§ Material to process:
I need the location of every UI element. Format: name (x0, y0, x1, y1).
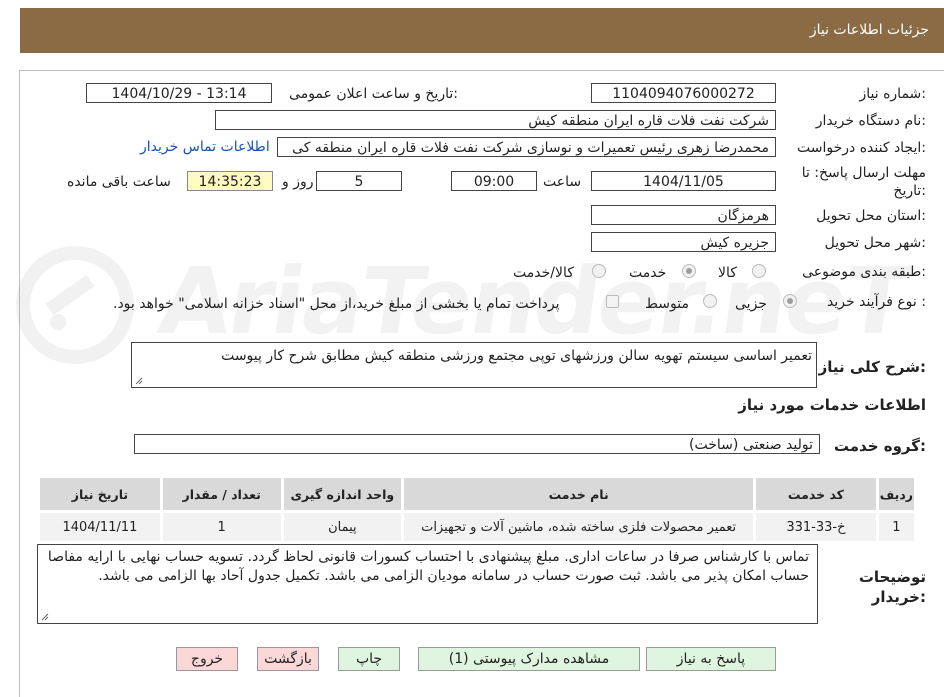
page-header: جزئیات اطلاعات نیاز (20, 8, 944, 53)
city-field: جزیره کیش (591, 232, 776, 252)
treasury-note: پرداخت تمام یا بخشی از مبلغ خرید،از محل … (113, 296, 560, 312)
cell-service-code: خ-33-331 (753, 510, 879, 544)
time-label: ساعت (543, 174, 582, 190)
col-need-date: تاریخ نیاز (37, 475, 163, 513)
announce-date-field: 1404/10/29 - 13:14 (86, 83, 272, 103)
summary-text: تعمیر اساسی سیستم تهویه سالن ورزشهای توپ… (221, 348, 812, 364)
resize-grip-icon[interactable] (135, 377, 143, 385)
cell-unit: پیمان (280, 510, 405, 544)
radio-minor-label: جزیی (735, 296, 767, 312)
province-field: هرمزگان (591, 205, 776, 225)
col-service-code: کد خدمت (753, 475, 879, 513)
days-label: روز و (282, 174, 314, 190)
radio-medium[interactable] (703, 294, 717, 308)
radio-goods-service-label: کالا/خدمت (513, 265, 574, 281)
radio-service-label: خدمت (629, 265, 667, 281)
buyer-contact-link[interactable]: اطلاعات تماس خریدار (140, 139, 270, 155)
service-group-label: گروه خدمت: (833, 437, 926, 455)
service-group-field: تولید صنعتی (ساخت) (134, 434, 820, 454)
radio-service[interactable] (682, 264, 696, 278)
radio-minor[interactable] (783, 294, 797, 308)
days-field: 5 (316, 171, 402, 191)
resize-grip-icon[interactable] (41, 613, 49, 621)
treasury-checkbox[interactable] (606, 295, 619, 308)
print-button[interactable]: چاپ (338, 647, 400, 671)
radio-goods-service[interactable] (592, 264, 606, 278)
buyer-notes-label: توضیحات خریدار: (858, 568, 926, 606)
category-label: طبقه بندی موضوعی: (802, 264, 926, 280)
exit-button[interactable]: خروج (176, 647, 238, 671)
buyer-notes-textarea[interactable]: تماس با کارشناس صرفا در ساعات اداری. مبل… (37, 544, 818, 624)
summary-label: شرح کلی نیاز: (818, 358, 926, 376)
table-header-row: ردیف کد خدمت نام خدمت واحد اندازه گیری ت… (37, 475, 918, 513)
cell-service-name: تعمیر محصولات فلزی ساخته شده، ماشین آلات… (401, 510, 757, 544)
announce-date-label: تاریخ و ساعت اعلان عمومی: (289, 86, 458, 102)
remaining-time-field: 14:35:23 (187, 171, 273, 191)
col-row-number: ردیف (875, 475, 918, 513)
summary-textarea[interactable]: تعمیر اساسی سیستم تهویه سالن ورزشهای توپ… (131, 342, 817, 388)
radio-goods-label: کالا (718, 265, 737, 281)
services-table: ردیف کد خدمت نام خدمت واحد اندازه گیری ت… (37, 475, 918, 544)
services-section-title: اطلاعات خدمات مورد نیاز (738, 396, 926, 414)
radio-medium-label: متوسط (645, 296, 689, 312)
table-row: 1 خ-33-331 تعمیر محصولات فلزی ساخته شده،… (37, 510, 918, 544)
buyer-org-label: نام دستگاه خریدار: (815, 113, 926, 129)
page-title: جزئیات اطلاعات نیاز (809, 22, 929, 38)
requester-label: ایجاد کننده درخواست: (797, 140, 926, 156)
deadline-label: مهلت ارسال پاسخ: تا تاریخ: (801, 165, 926, 199)
process-label: نوع فرآیند خرید : (827, 294, 926, 310)
need-number-field: 1104094076000272 (591, 83, 776, 103)
city-label: شهر محل تحویل: (824, 235, 926, 251)
deadline-time-field: 09:00 (451, 171, 537, 191)
deadline-date-field: 1404/11/05 (591, 171, 776, 191)
buyer-org-field: شرکت نفت فلات قاره ایران منطقه کیش (215, 110, 776, 130)
col-quantity: تعداد / مقدار (159, 475, 284, 513)
view-attachments-button[interactable]: مشاهده مدارک پیوستی (1) (418, 647, 640, 671)
remaining-label: ساعت باقی مانده (67, 174, 171, 190)
cell-need-date: 1404/11/11 (37, 510, 163, 544)
cell-quantity: 1 (159, 510, 284, 544)
province-label: استان محل تحویل: (816, 208, 926, 224)
reply-button[interactable]: پاسخ به نیاز (646, 647, 776, 671)
col-unit: واحد اندازه گیری (280, 475, 405, 513)
need-number-label: شماره نیاز: (859, 86, 926, 102)
buyer-notes-text: تماس با کارشناس صرفا در ساعات اداری. مبل… (47, 549, 809, 584)
radio-goods[interactable] (752, 264, 766, 278)
cell-row-number: 1 (875, 510, 918, 544)
requester-field: محمدرضا زهری رئیس تعمیرات و نوسازی شرکت … (277, 137, 776, 157)
col-service-name: نام خدمت (401, 475, 757, 513)
back-button[interactable]: بازگشت (257, 647, 319, 671)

§ The task:
Please arrange every line of the listing above as a Markdown table with the columns Row and Line, numbering each row and skipping blank lines. Leave the pictures out of the table.

§ Task response:
| Row | Line |
|---|---|
| 1 | I need the location of every UI element. Format: name (x0, y0, x1, y1). |
| 2 | page-header: جزئیات اطلاعات نیاز (20, 8, 944, 53) |
| 3 | city-field: جزیره کیش (591, 232, 776, 252) |
| 4 | treasury-note: پرداخت تمام یا بخشی از مبلغ خرید،از محل … (113, 296, 560, 312) |
| 5 | cell-service-code: خ-33-331 (753, 510, 879, 544) |
| 6 | time-label: ساعت (543, 174, 582, 190) |
| 7 | col-need-date: تاریخ نیاز (37, 475, 163, 513) |
| 8 | announce-date-field: 1404/10/29 - 13:14 (86, 83, 272, 103) |
| 9 | summary-text: تعمیر اساسی سیستم تهویه سالن ورزشهای توپ… (221, 348, 812, 364) |
| 10 | resize-grip-icon[interactable] (135, 377, 143, 385) |
| 11 | cell-unit: پیمان (280, 510, 405, 544) |
| 12 | radio-minor-label: جزیی (735, 296, 767, 312) |
| 13 | province-field: هرمزگان (591, 205, 776, 225) |
| 14 | col-service-code: کد خدمت (753, 475, 879, 513) |
| 15 | days-label: روز و (282, 174, 314, 190) |
| 16 | radio-medium[interactable] (703, 294, 717, 308) |
| 17 | radio-goods-service-label: کالا/خدمت (513, 265, 574, 281) |
| 18 | radio-service-label: خدمت (629, 265, 667, 281) |
| 19 | buyer-contact-link[interactable]: اطلاعات تماس خریدار (140, 139, 270, 155) |
| 20 | service-group-label: گروه خدمت: (833, 437, 926, 455) |
| 21 | service-group-field: تولید صنعتی (ساخت) (134, 434, 820, 454) |
| 22 | radio-service[interactable] (682, 264, 696, 278) |
| 23 | radio-minor[interactable] (783, 294, 797, 308) |
| 24 | days-field: 5 (316, 171, 402, 191) |
| 25 | resize-grip-icon[interactable] (41, 613, 49, 621) |
| 26 | treasury-checkbox[interactable] (606, 295, 619, 308) |
| 27 | print-button[interactable]: چاپ (338, 647, 400, 671) |
| 28 | radio-goods-service[interactable] (592, 264, 606, 278) |
| 29 | buyer-notes-label: توضیحات خریدار: (858, 568, 926, 606) |
| 30 | category-label: طبقه بندی موضوعی: (802, 264, 926, 280) |
| 31 | exit-button[interactable]: خروج (176, 647, 238, 671) |
| 32 | buyer-notes-textarea[interactable]: تماس با کارشناس صرفا در ساعات اداری. مبل… (37, 544, 818, 624) |
| 33 | summary-label: شرح کلی نیاز: (818, 358, 926, 376) |
| 34 | table-header-row: ردیف کد خدمت نام خدمت واحد اندازه گیری ت… (37, 475, 918, 513) |
| 35 | cell-service-name: تعمیر محصولات فلزی ساخته شده، ماشین آلات… (401, 510, 757, 544) |
| 36 | announce-date-label: تاریخ و ساعت اعلان عمومی: (289, 86, 458, 102) |
| 37 | remaining-time-field: 14:35:23 (187, 171, 273, 191) |
| 38 | col-row-number: ردیف (875, 475, 918, 513) |
| 39 | summary-textarea[interactable]: تعمیر اساسی سیستم تهویه سالن ورزشهای توپ… (131, 342, 817, 388) |
| 40 | radio-goods-label: کالا (718, 265, 737, 281) |
| 41 | services-table: ردیف کد خدمت نام خدمت واحد اندازه گیری ت… (37, 475, 918, 544) |
| 42 | services-section-title: اطلاعات خدمات مورد نیاز (738, 396, 926, 414) |
| 43 | radio-medium-label: متوسط (645, 296, 689, 312) |
| 44 | table-row: 1 خ-33-331 تعمیر محصولات فلزی ساخته شده،… (37, 510, 918, 544) |
| 45 | buyer-org-label: نام دستگاه خریدار: (815, 113, 926, 129) |
| 46 | page-title: جزئیات اطلاعات نیاز (809, 22, 929, 38) |
| 47 | requester-label: ایجاد کننده درخواست: (797, 140, 926, 156) |
| 48 | deadline-label: مهلت ارسال پاسخ: تا تاریخ: (801, 165, 926, 199) |
| 49 | process-label: نوع فرآیند خرید : (827, 294, 926, 310) |
| 50 | need-number-field: 1104094076000272 (591, 83, 776, 103) |
| 51 | city-label: شهر محل تحویل: (824, 235, 926, 251) |
| 52 | deadline-time-field: 09:00 (451, 171, 537, 191) |
| 53 | deadline-date-field: 1404/11/05 (591, 171, 776, 191) |
| 54 | buyer-org-field: شرکت نفت فلات قاره ایران منطقه کیش (215, 110, 776, 130) |
| 55 | col-quantity: تعداد / مقدار (159, 475, 284, 513) |
| 56 | view-attachments-button[interactable]: مشاهده مدارک پیوستی (1) (418, 647, 640, 671) |
| 57 | remaining-label: ساعت باقی مانده (67, 174, 171, 190) |
| 58 | cell-need-date: 1404/11/11 (37, 510, 163, 544) |
| 59 | cell-quantity: 1 (159, 510, 284, 544) |
| 60 | province-label: استان محل تحویل: (816, 208, 926, 224) |
| 61 | reply-button[interactable]: پاسخ به نیاز (646, 647, 776, 671) |
| 62 | col-unit: واحد اندازه گیری (280, 475, 405, 513) |
| 63 | need-number-label: شماره نیاز: (859, 86, 926, 102) |
| 64 | buyer-notes-text: تماس با کارشناس صرفا در ساعات اداری. مبل… (47, 549, 809, 584) |
| 65 | radio-goods[interactable] (752, 264, 766, 278) |
| 66 | cell-row-number: 1 (875, 510, 918, 544) |
| 67 | requester-field: محمدرضا زهری رئیس تعمیرات و نوسازی شرکت … (277, 137, 776, 157) |
| 68 | col-service-name: نام خدمت (401, 475, 757, 513) |
| 69 | back-button[interactable]: بازگشت (257, 647, 319, 671) |